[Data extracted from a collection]
┏━━
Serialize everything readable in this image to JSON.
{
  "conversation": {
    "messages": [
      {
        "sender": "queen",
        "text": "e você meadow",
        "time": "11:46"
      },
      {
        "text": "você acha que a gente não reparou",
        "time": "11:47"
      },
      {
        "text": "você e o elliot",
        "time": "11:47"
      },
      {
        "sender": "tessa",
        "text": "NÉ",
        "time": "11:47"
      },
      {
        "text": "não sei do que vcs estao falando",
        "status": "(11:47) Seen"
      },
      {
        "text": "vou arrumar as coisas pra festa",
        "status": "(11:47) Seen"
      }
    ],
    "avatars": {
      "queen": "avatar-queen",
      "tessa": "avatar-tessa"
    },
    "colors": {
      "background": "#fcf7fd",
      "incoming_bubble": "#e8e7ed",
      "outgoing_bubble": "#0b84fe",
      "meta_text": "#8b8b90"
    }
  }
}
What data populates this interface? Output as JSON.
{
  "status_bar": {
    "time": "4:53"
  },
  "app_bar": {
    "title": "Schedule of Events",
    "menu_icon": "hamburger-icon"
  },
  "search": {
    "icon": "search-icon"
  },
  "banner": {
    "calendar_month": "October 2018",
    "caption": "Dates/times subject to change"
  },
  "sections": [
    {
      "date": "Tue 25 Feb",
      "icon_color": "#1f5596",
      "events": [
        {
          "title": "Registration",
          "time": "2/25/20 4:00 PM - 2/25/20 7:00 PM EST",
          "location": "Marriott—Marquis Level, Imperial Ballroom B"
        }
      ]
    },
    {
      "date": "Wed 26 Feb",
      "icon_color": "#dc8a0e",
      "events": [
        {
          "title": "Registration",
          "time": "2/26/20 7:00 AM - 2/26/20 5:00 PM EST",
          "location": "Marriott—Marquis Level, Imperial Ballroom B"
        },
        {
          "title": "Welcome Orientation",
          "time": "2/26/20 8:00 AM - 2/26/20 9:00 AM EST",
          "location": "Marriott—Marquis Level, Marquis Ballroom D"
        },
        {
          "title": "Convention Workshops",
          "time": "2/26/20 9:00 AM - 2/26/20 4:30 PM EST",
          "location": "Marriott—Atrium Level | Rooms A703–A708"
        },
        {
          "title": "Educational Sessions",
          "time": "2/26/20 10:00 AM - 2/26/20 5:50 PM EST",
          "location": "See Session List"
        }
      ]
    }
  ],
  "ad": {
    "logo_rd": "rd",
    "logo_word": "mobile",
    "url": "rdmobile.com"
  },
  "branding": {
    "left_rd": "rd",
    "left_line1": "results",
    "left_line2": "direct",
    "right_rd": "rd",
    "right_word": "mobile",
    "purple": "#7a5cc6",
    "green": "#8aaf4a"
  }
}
┗━━
# WHAT IS NEEDED:
Each line of the material should be echoed exactly.

# EXERCISE ANSWER:
Serialize everything readable in this image to JSON.
{
  "conversation": {
    "messages": [
      {
        "sender": "queen",
        "text": "e você meadow",
        "time": "11:46"
      },
      {
        "text": "você acha que a gente não reparou",
        "time": "11:47"
      },
      {
        "text": "você e o elliot",
        "time": "11:47"
      },
      {
        "sender": "tessa",
        "text": "NÉ",
        "time": "11:47"
      },
      {
        "text": "não sei do que vcs estao falando",
        "status": "(11:47) Seen"
      },
      {
        "text": "vou arrumar as coisas pra festa",
        "status": "(11:47) Seen"
      }
    ],
    "avatars": {
      "queen": "avatar-queen",
      "tessa": "avatar-tessa"
    },
    "colors": {
      "background": "#fcf7fd",
      "incoming_bubble": "#e8e7ed",
      "outgoing_bubble": "#0b84fe",
      "meta_text": "#8b8b90"
    }
  }
}
What data populates this interface? Output as JSON.
{
  "status_bar": {
    "time": "4:53"
  },
  "app_bar": {
    "title": "Schedule of Events",
    "menu_icon": "hamburger-icon"
  },
  "search": {
    "icon": "search-icon"
  },
  "banner": {
    "calendar_month": "October 2018",
    "caption": "Dates/times subject to change"
  },
  "sections": [
    {
      "date": "Tue 25 Feb",
      "icon_color": "#1f5596",
      "events": [
        {
          "title": "Registration",
          "time": "2/25/20 4:00 PM - 2/25/20 7:00 PM EST",
          "location": "Marriott—Marquis Level, Imperial Ballroom B"
        }
      ]
    },
    {
      "date": "Wed 26 Feb",
      "icon_color": "#dc8a0e",
      "events": [
        {
          "title": "Registration",
          "time": "2/26/20 7:00 AM - 2/26/20 5:00 PM EST",
          "location": "Marriott—Marquis Level, Imperial Ballroom B"
        },
        {
          "title": "Welcome Orientation",
          "time": "2/26/20 8:00 AM - 2/26/20 9:00 AM EST",
          "location": "Marriott—Marquis Level, Marquis Ballroom D"
        },
        {
          "title": "Convention Workshops",
          "time": "2/26/20 9:00 AM - 2/26/20 4:30 PM EST",
          "location": "Marriott—Atrium Level | Rooms A703–A708"
        },
        {
          "title": "Educational Sessions",
          "time": "2/26/20 10:00 AM - 2/26/20 5:50 PM EST",
          "location": "See Session List"
        }
      ]
    }
  ],
  "ad": {
    "logo_rd": "rd",
    "logo_word": "mobile",
    "url": "rdmobile.com"
  },
  "branding": {
    "left_rd": "rd",
    "left_line1": "results",
    "left_line2": "direct",
    "right_rd": "rd",
    "right_word": "mobile",
    "purple": "#7a5cc6",
    "green": "#8aaf4a"
  }
}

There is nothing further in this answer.